[Data extracted from a collection]
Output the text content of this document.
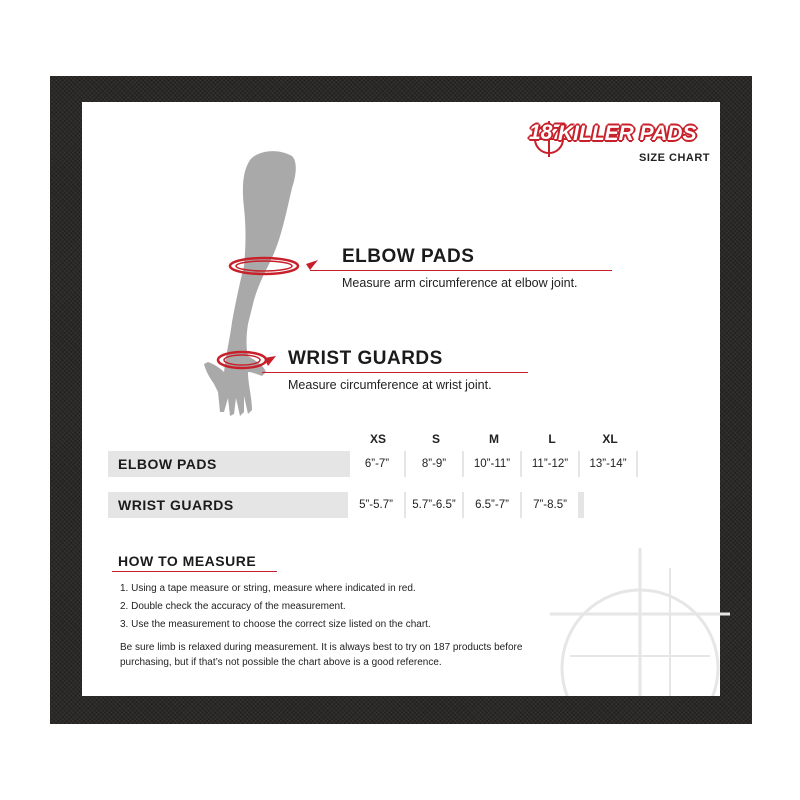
187
KILLER PADS
SIZE CHART
ELBOW PADS
Measure arm circumference at elbow joint.
WRIST GUARDS
Measure circumference at wrist joint.
XS	S	M	L	XL
ELBOW PADS	6”-7”	8”-9”	10”-11”	11”-12”	13”-14”
WRIST GUARDS	5”-5.7”	5.7”-6.5”	6.5”-7”	7”-8.5”
HOW TO MEASURE
1. Using a tape measure or string, measure where indicated in red.
2. Double check the accuracy of the measurement.
3. Use the measurement to choose the correct size listed on the chart.
Be sure limb is relaxed during measurement. It is always best to try on 187 products before purchasing, but if that’s not possible the chart above is a good reference.
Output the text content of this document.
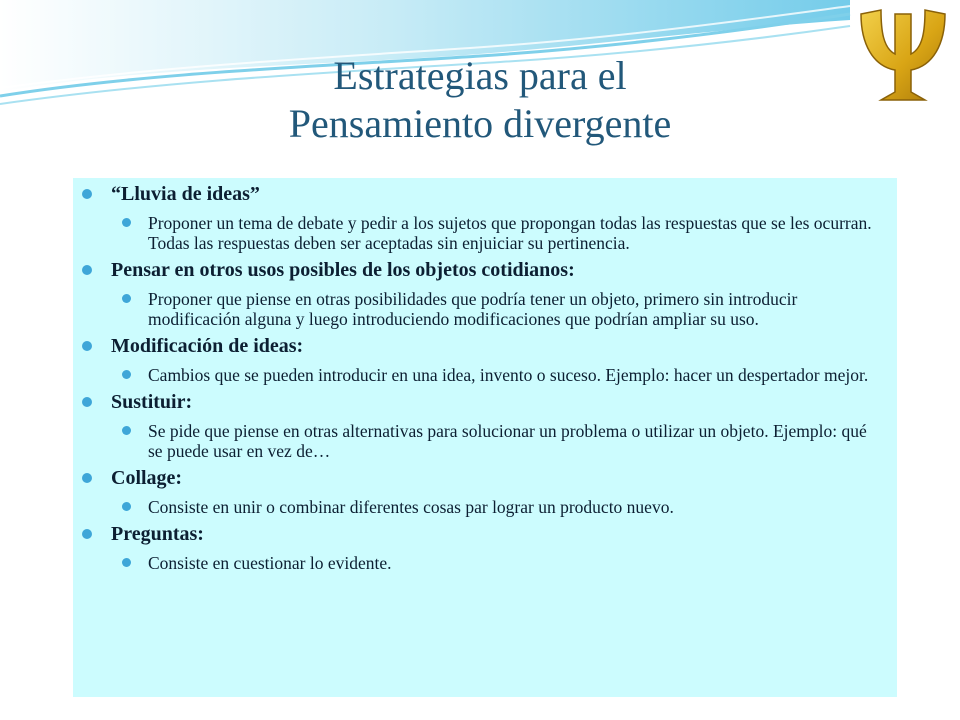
Estrategias para el
Pensamiento divergente
“Lluvia de ideas”
Proponer un tema de debate y pedir a los sujetos que propongan todas las respuestas que se les ocurran. Todas las respuestas deben ser aceptadas sin enjuiciar su pertinencia.
Pensar en otros usos posibles de los objetos cotidianos:
Proponer que piense en otras posibilidades que podría tener un objeto, primero sin introducir modificación alguna y luego introduciendo modificaciones que podrían ampliar su uso.
Modificación de ideas:
Cambios que se pueden introducir en una idea, invento o suceso. Ejemplo: hacer un despertador mejor.
Sustituir:
Se pide que piense en otras alternativas para solucionar un problema o utilizar un objeto. Ejemplo: qué se puede usar en vez de…
Collage:
Consiste en unir o combinar diferentes cosas par lograr un producto nuevo.
Preguntas:
Consiste en cuestionar lo evidente.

== SET PROBLEM ==
Without the pictures, print the whole listing exactly as given.

== ANSWER TO THIS TASK ==
Output the text content of this document.
187
KILLER PADS
SIZE CHART
ELBOW PADS
Measure arm circumference at elbow joint.
WRIST GUARDS
Measure circumference at wrist joint.
XS	S	M	L	XL
ELBOW PADS	6”-7”	8”-9”	10”-11”	11”-12”	13”-14”
WRIST GUARDS	5”-5.7”	5.7”-6.5”	6.5”-7”	7”-8.5”
HOW TO MEASURE
1. Using a tape measure or string, measure where indicated in red.
2. Double check the accuracy of the measurement.
3. Use the measurement to choose the correct size listed on the chart.
Be sure limb is relaxed during measurement. It is always best to try on 187 products before purchasing, but if that’s not possible the chart above is a good reference.
Output the text content of this document.
Estrategias para el
Pensamiento divergente
“Lluvia de ideas”
Proponer un tema de debate y pedir a los sujetos que propongan todas las respuestas que se les ocurran. Todas las respuestas deben ser aceptadas sin enjuiciar su pertinencia.
Pensar en otros usos posibles de los objetos cotidianos:
Proponer que piense en otras posibilidades que podría tener un objeto, primero sin introducir modificación alguna y luego introduciendo modificaciones que podrían ampliar su uso.
Modificación de ideas:
Cambios que se pueden introducir en una idea, invento o suceso. Ejemplo: hacer un despertador mejor.
Sustituir:
Se pide que piense en otras alternativas para solucionar un problema o utilizar un objeto. Ejemplo: qué se puede usar en vez de…
Collage:
Consiste en unir o combinar diferentes cosas par lograr un producto nuevo.
Preguntas:
Consiste en cuestionar lo evidente.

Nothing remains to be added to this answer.